[Document transcript data]
◆ ◆ ◆ ◆
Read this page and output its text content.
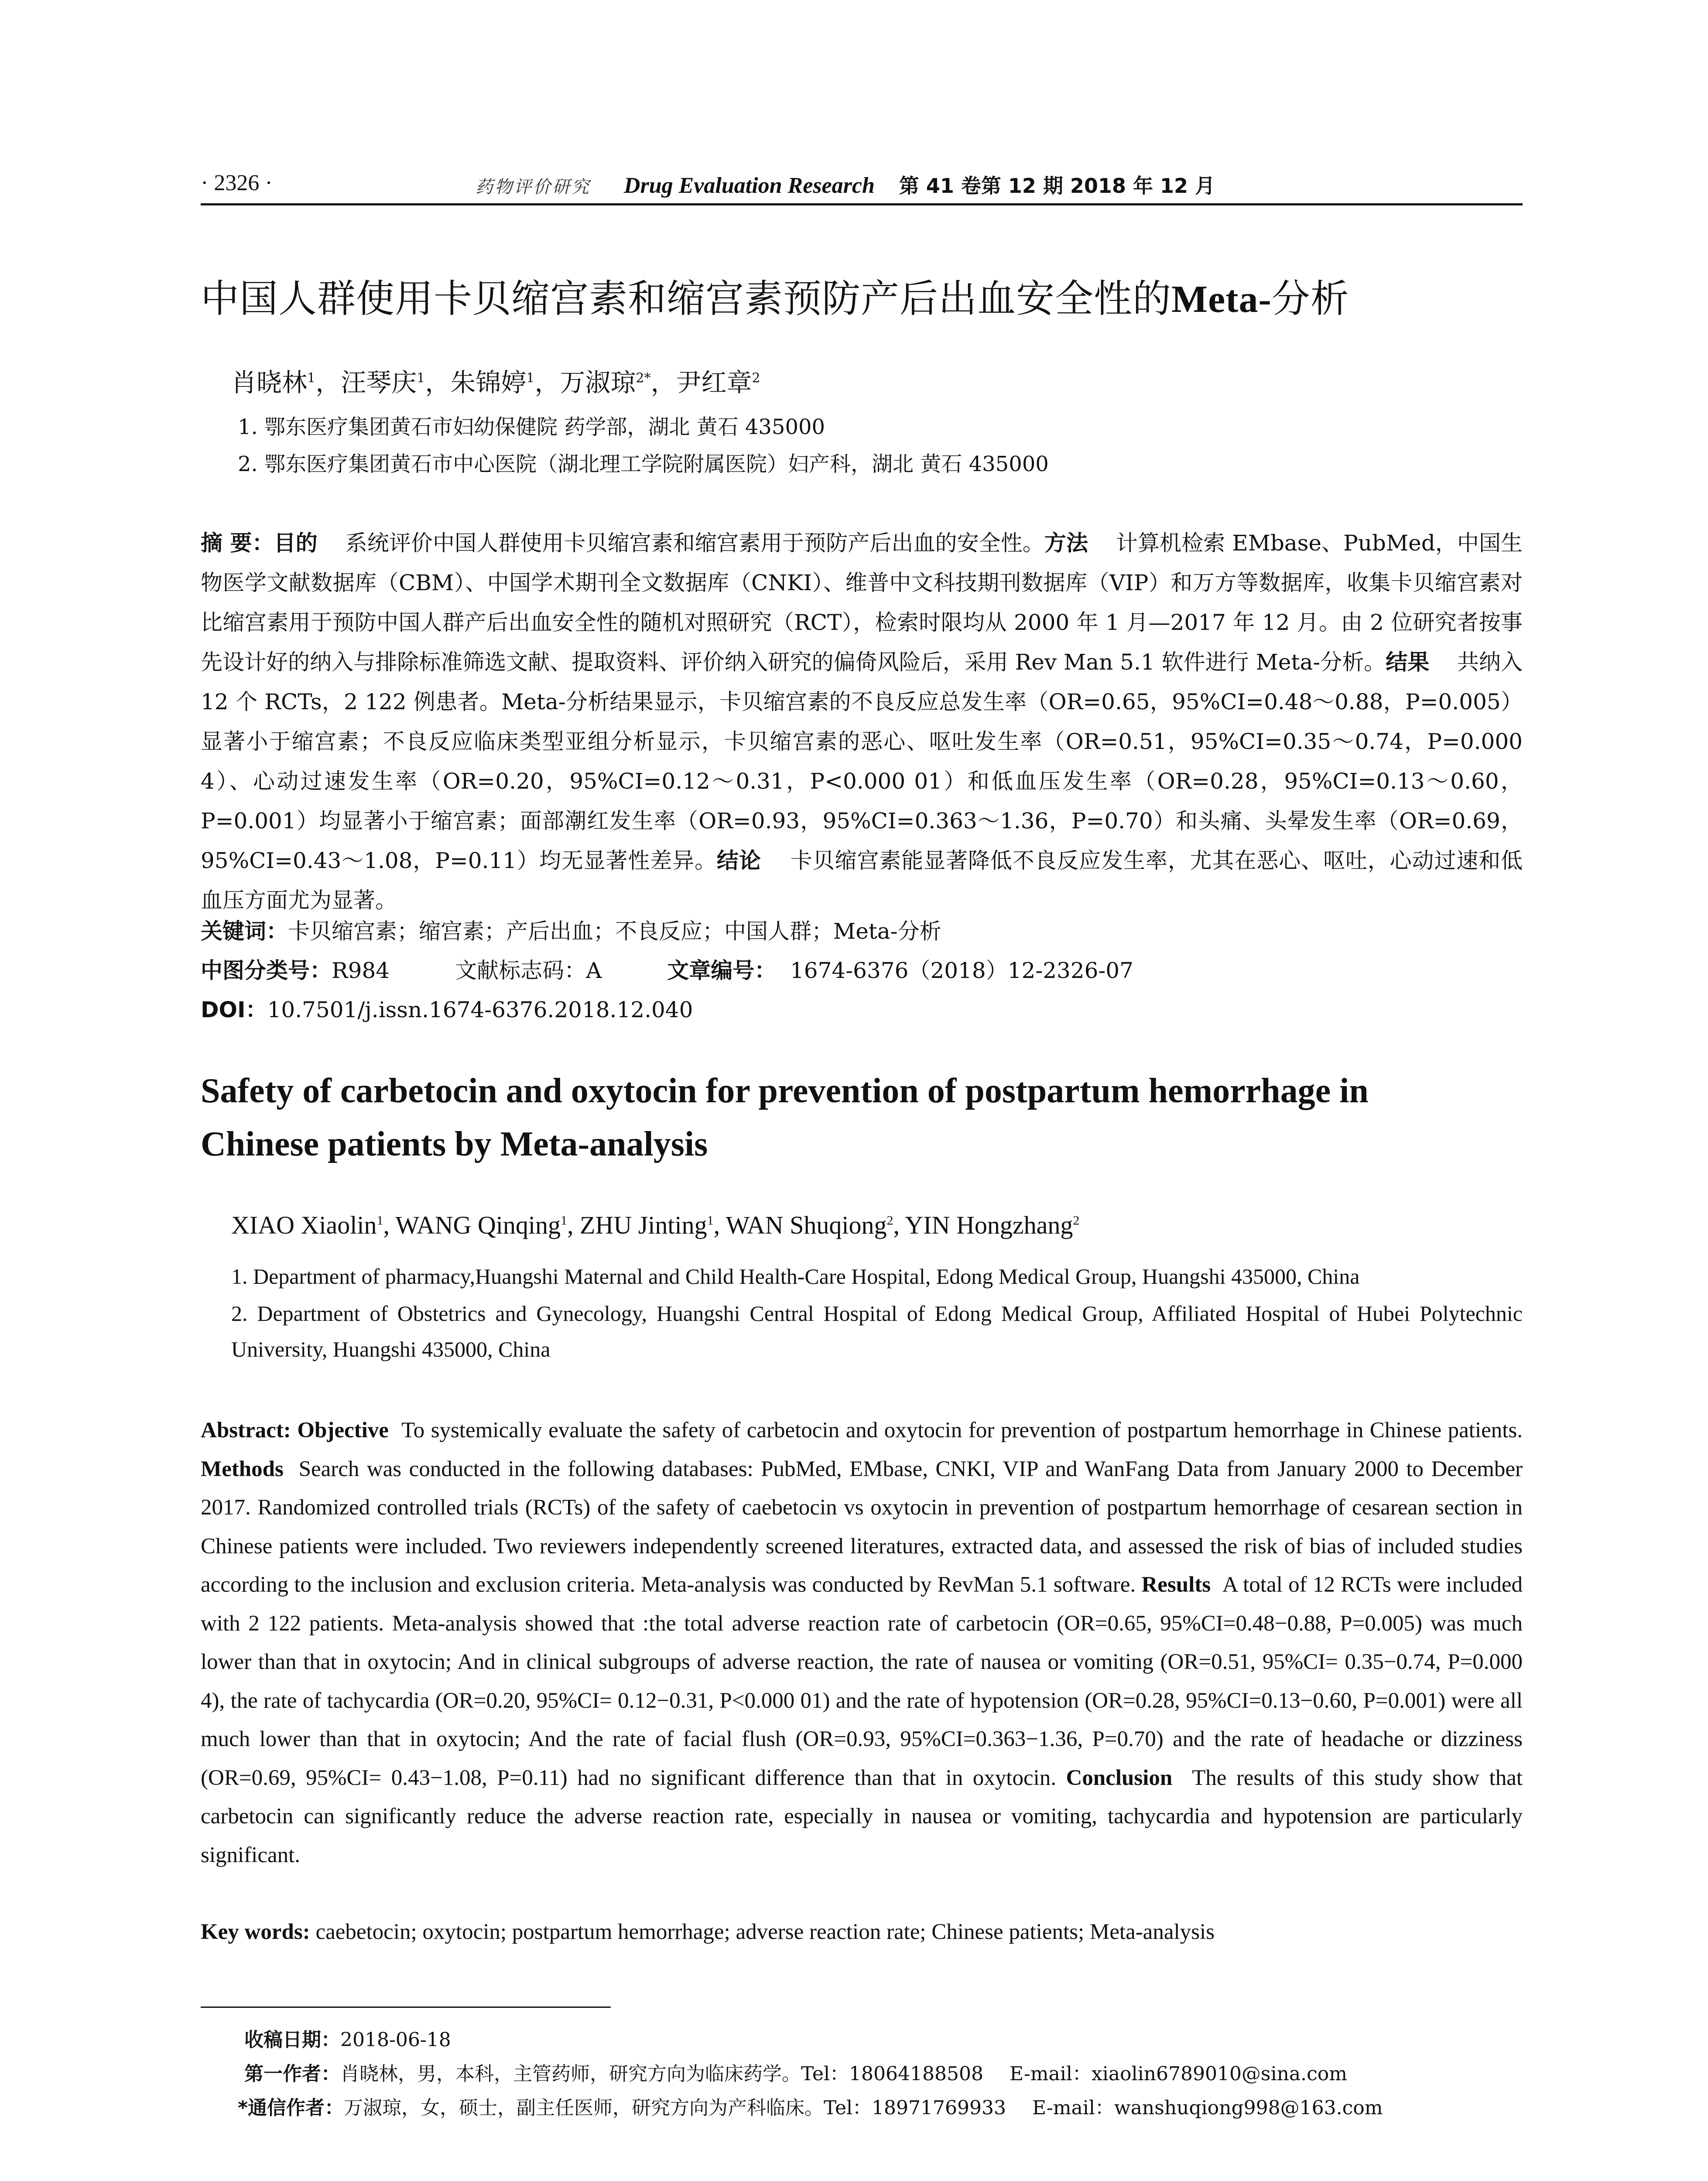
· 2326 ·	药物评价研究 Drug Evaluation Research 第 41 卷第 12 期 2018 年 12 月
中国人群使用卡贝缩宫素和缩宫素预防产后出血安全性的Meta-分析
肖晓林$^1$，汪琴庆$^1$，朱锦婷$^1$，万淑琼$^{2*}$，尹红章$^2$
1. 鄂东医疗集团黄石市妇幼保健院 药学部，湖北 黄石 435000
2. 鄂东医疗集团黄石市中心医院（湖北理工学院附属医院）妇产科，湖北 黄石 435000
摘 要：目的 系统评价中国人群使用卡贝缩宫素和缩宫素用于预防产后出血的安全性。方法 计算机检索 EMbase、PubMed，中国生物医学文献数据库（CBM）、中国学术期刊全文数据库（CNKI）、维普中文科技期刊数据库（VIP）和万方等数据库，收集卡贝缩宫素对比缩宫素用于预防中国人群产后出血安全性的随机对照研究（RCT），检索时限均从 2000 年 1 月—2017 年 12 月。由 2 位研究者按事先设计好的纳入与排除标准筛选文献、提取资料、评价纳入研究的偏倚风险后，采用 Rev Man 5.1 软件进行 Meta-分析。结果 共纳入 12 个 RCTs，2 122 例患者。Meta-分析结果显示，卡贝缩宫素的不良反应总发生率（OR=0.65，95%CI=0.48～0.88，P=0.005）显著小于缩宫素；不良反应临床类型亚组分析显示，卡贝缩宫素的恶心、呕吐发生率（OR=0.51，95%CI=0.35～0.74，P=0.000 4）、心动过速发生率（OR=0.20，95%CI=0.12～0.31，P<0.000 01）和低血压发生率（OR=0.28，95%CI=0.13～0.60，P=0.001）均显著小于缩宫素；面部潮红发生率（OR=0.93，95%CI=0.363～1.36，P=0.70）和头痛、头晕发生率（OR=0.69，95%CI=0.43～1.08，P=0.11）均无显著性差异。结论 卡贝缩宫素能显著降低不良反应发生率，尤其在恶心、呕吐，心动过速和低血压方面尤为显著。
关键词：卡贝缩宫素；缩宫素；产后出血；不良反应；中国人群；Meta-分析
中图分类号：R984	文献标志码：A	文章编号： 1674-6376（2018）12-2326-07
DOI：10.7501/j.issn.1674-6376.2018.12.040
Safety of carbetocin and oxytocin for prevention of postpartum hemorrhage in
Chinese patients by Meta-analysis
XIAO Xiaolin$^1$, WANG Qinqing$^1$, ZHU Jinting$^1$, WAN Shuqiong$^2$, YIN Hongzhang$^2$
1. Department of pharmacy,Huangshi Maternal and Child Health-Care Hospital, Edong Medical Group, Huangshi 435000, China
2. Department of Obstetrics and Gynecology, Huangshi Central Hospital of Edong Medical Group, Affiliated Hospital of Hubei Polytechnic University, Huangshi 435000, China
Abstract: Objective To systemically evaluate the safety of carbetocin and oxytocin for prevention of postpartum hemorrhage in Chinese patients. Methods Search was conducted in the following databases: PubMed, EMbase, CNKI, VIP and WanFang Data from January 2000 to December 2017. Randomized controlled trials (RCTs) of the safety of caebetocin vs oxytocin in prevention of postpartum hemorrhage of cesarean section in Chinese patients were included. Two reviewers independently screened literatures, extracted data, and assessed the risk of bias of included studies according to the inclusion and exclusion criteria. Meta-analysis was conducted by RevMan 5.1 software. Results A total of 12 RCTs were included with 2 122 patients. Meta-analysis showed that :the total adverse reaction rate of carbetocin (OR=0.65, 95%CI=0.48−0.88, P=0.005) was much lower than that in oxytocin; And in clinical subgroups of adverse reaction, the rate of nausea or vomiting (OR=0.51, 95%CI= 0.35−0.74, P=0.000 4), the rate of tachycardia (OR=0.20, 95%CI= 0.12−0.31, P<0.000 01) and the rate of hypotension (OR=0.28, 95%CI=0.13−0.60, P=0.001) were all much lower than that in oxytocin; And the rate of facial flush (OR=0.93, 95%CI=0.363−1.36, P=0.70) and the rate of headache or dizziness (OR=0.69, 95%CI= 0.43−1.08, P=0.11) had no significant difference than that in oxytocin. Conclusion The results of this study show that carbetocin can significantly reduce the adverse reaction rate, especially in nausea or vomiting, tachycardia and hypotension are particularly significant.
Key words: caebetocin; oxytocin; postpartum hemorrhage; adverse reaction rate; Chinese patients; Meta-analysis
收稿日期：2018-06-18
第一作者：肖晓林，男，本科，主管药师，研究方向为临床药学。Tel：18064188508 E-mail：xiaolin6789010@sina.com
*通信作者：万淑琼，女，硕士，副主任医师，研究方向为产科临床。Tel：18971769933 E-mail：wanshuqiong998@163.com
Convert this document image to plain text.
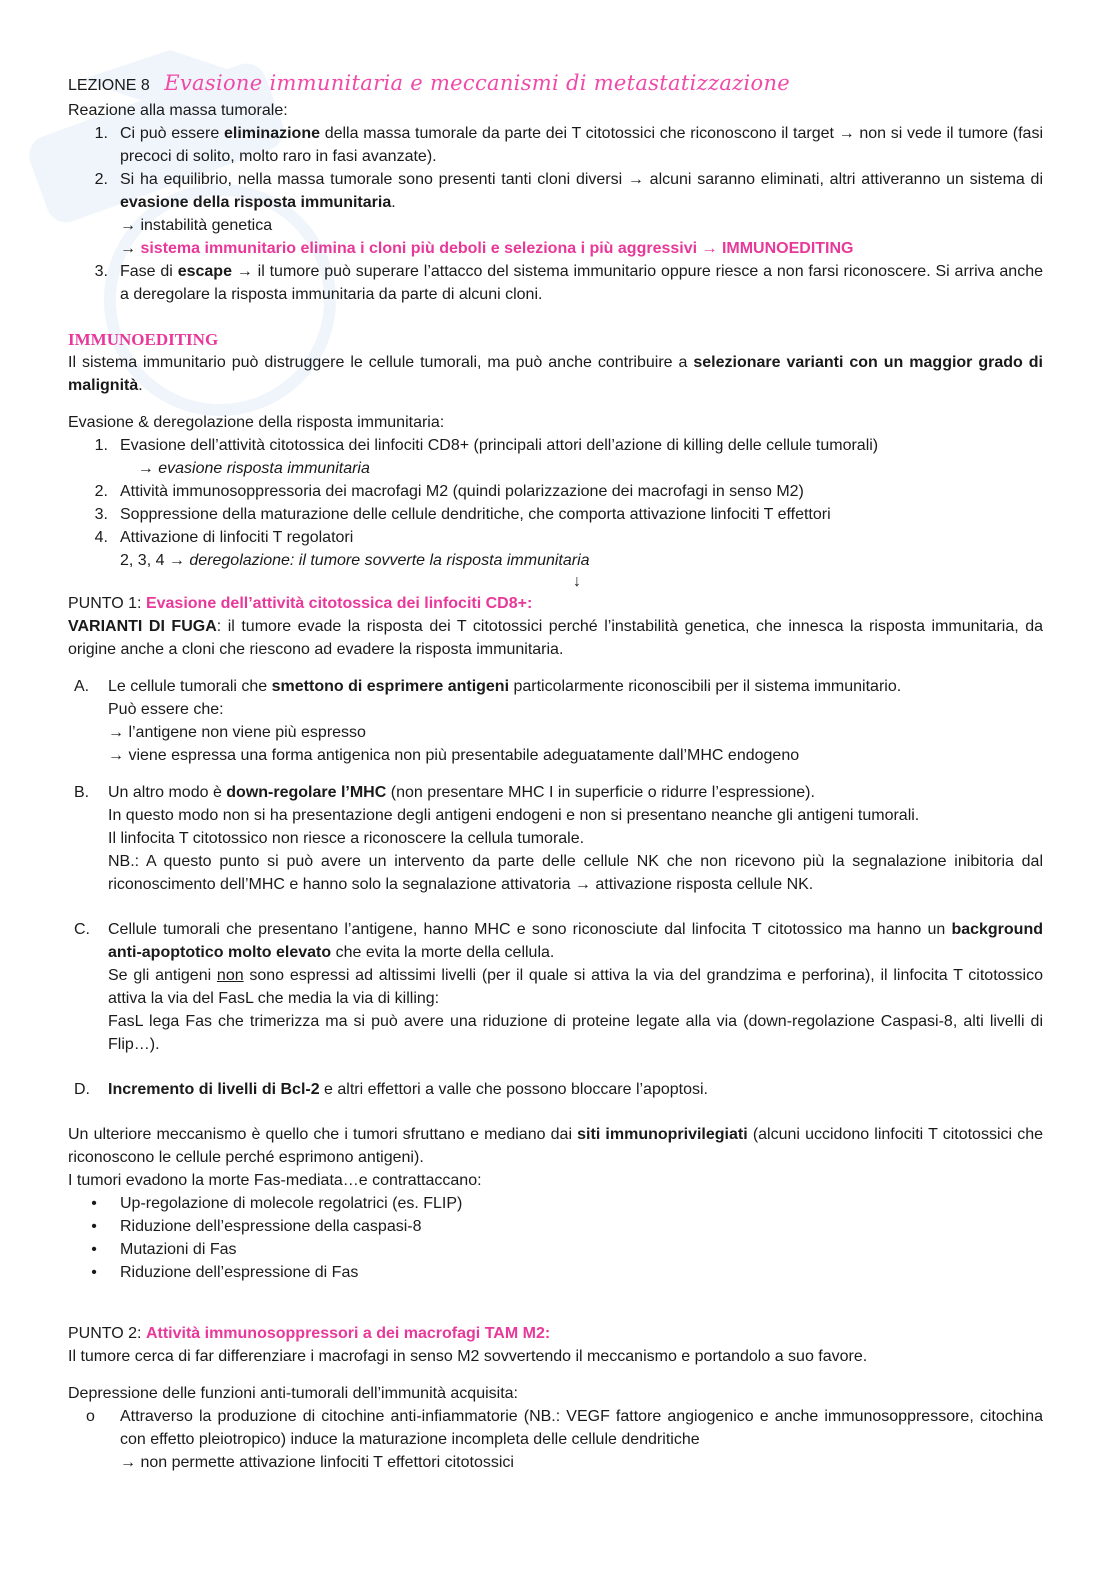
LEZIONE 8 Evasione immunitaria e meccanismi di metastatizzazione

Reazione alla massa tumorale:

1. Ci può essere eliminazione della massa tumorale da parte dei T citotossici che riconoscono il target → non si vede il tumore (fasi precoci di solito, molto raro in fasi avanzate).
2. Si ha equilibrio, nella massa tumorale sono presenti tanti cloni diversi → alcuni saranno eliminati, altri attiveranno un sistema di evasione della risposta immunitaria.

→ instabilità genetica

→ sistema immunitario elimina i cloni più deboli e seleziona i più aggressivi → IMMUNOEDITING

3. Fase di escape → il tumore può superare l’attacco del sistema immunitario oppure riesce a non farsi riconoscere. Si arriva anche a deregolare la risposta immunitaria da parte di alcuni cloni.

IMMUNOEDITING

Il sistema immunitario può distruggere le cellule tumorali, ma può anche contribuire a selezionare varianti con un maggior grado di malignità.

Evasione & deregolazione della risposta immunitaria:

1. Evasione dell’attività citotossica dei linfociti CD8+ (principali attori dell’azione di killing delle cellule tumorali)

→ evasione risposta immunitaria

2. Attività immunosoppressoria dei macrofagi M2 (quindi polarizzazione dei macrofagi in senso M2)
3. Soppressione della maturazione delle cellule dendritiche, che comporta attivazione linfociti T effettori
4. Attivazione di linfociti T regolatori

2, 3, 4 → deregolazione: il tumore sovverte la risposta immunitaria

↓

PUNTO 1: Evasione dell’attività citotossica dei linfociti CD8+:

VARIANTI DI FUGA: il tumore evade la risposta dei T citotossici perché l’instabilità genetica, che innesca la risposta immunitaria, da origine anche a cloni che riescono ad evadere la risposta immunitaria.

A.	Le cellule tumorali che smettono di esprimere antigeni particolarmente riconoscibili per il sistema immunitario.

Può essere che:

→ l’antigene non viene più espresso

→ viene espressa una forma antigenica non più presentabile adeguatamente dall’MHC endogeno

B.	Un altro modo è down-regolare l’MHC (non presentare MHC I in superficie o ridurre l’espressione).

In questo modo non si ha presentazione degli antigeni endogeni e non si presentano neanche gli antigeni tumorali.

Il linfocita T citotossico non riesce a riconoscere la cellula tumorale.

NB.: A questo punto si può avere un intervento da parte delle cellule NK che non ricevono più la segnalazione inibitoria dal riconoscimento dell’MHC e hanno solo la segnalazione attivatoria → attivazione risposta cellule NK.

C.	Cellule tumorali che presentano l’antigene, hanno MHC e sono riconosciute dal linfocita T citotossico ma hanno un background anti-apoptotico molto elevato che evita la morte della cellula.

Se gli antigeni non sono espressi ad altissimi livelli (per il quale si attiva la via del grandzima e perforina), il linfocita T citotossico attiva la via del FasL che media la via di killing:

FasL lega Fas che trimerizza ma si può avere una riduzione di proteine legate alla via (down-regolazione Caspasi-8, alti livelli di Flip…).

D.	Incremento di livelli di Bcl-2 e altri effettori a valle che possono bloccare l’apoptosi.

Un ulteriore meccanismo è quello che i tumori sfruttano e mediano dai siti immunoprivilegiati (alcuni uccidono linfociti T citotossici che riconoscono le cellule perché esprimono antigeni).

I tumori evadono la morte Fas-mediata…e contrattaccano:

•	Up-regolazione di molecole regolatrici (es. FLIP)
•	Riduzione dell’espressione della caspasi-8
•	Mutazioni di Fas
•	Riduzione dell’espressione di Fas

PUNTO 2: Attività immunosoppressori a dei macrofagi TAM M2:

Il tumore cerca di far differenziare i macrofagi in senso M2 sovvertendo il meccanismo e portandolo a suo favore.

Depressione delle funzioni anti-tumorali dell’immunità acquisita:

o	Attraverso la produzione di citochine anti-infiammatorie (NB.: VEGF fattore angiogenico e anche immunosoppressore, citochina con effetto pleiotropico) induce la maturazione incompleta delle cellule dendritiche

→ non permette attivazione linfociti T effettori citotossici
◆ ◆ ◆ ◆
** Task requirements **
Display each line of the data where "modo" occurs.

** Response for this exercise **
B.	Un altro modo è down-regolare l’MHC (non presentare MHC I in superficie o ridurre l’espressione).
In questo modo non si ha presentazione degli antigeni endogeni e non si presentano neanche gli antigeni tumorali.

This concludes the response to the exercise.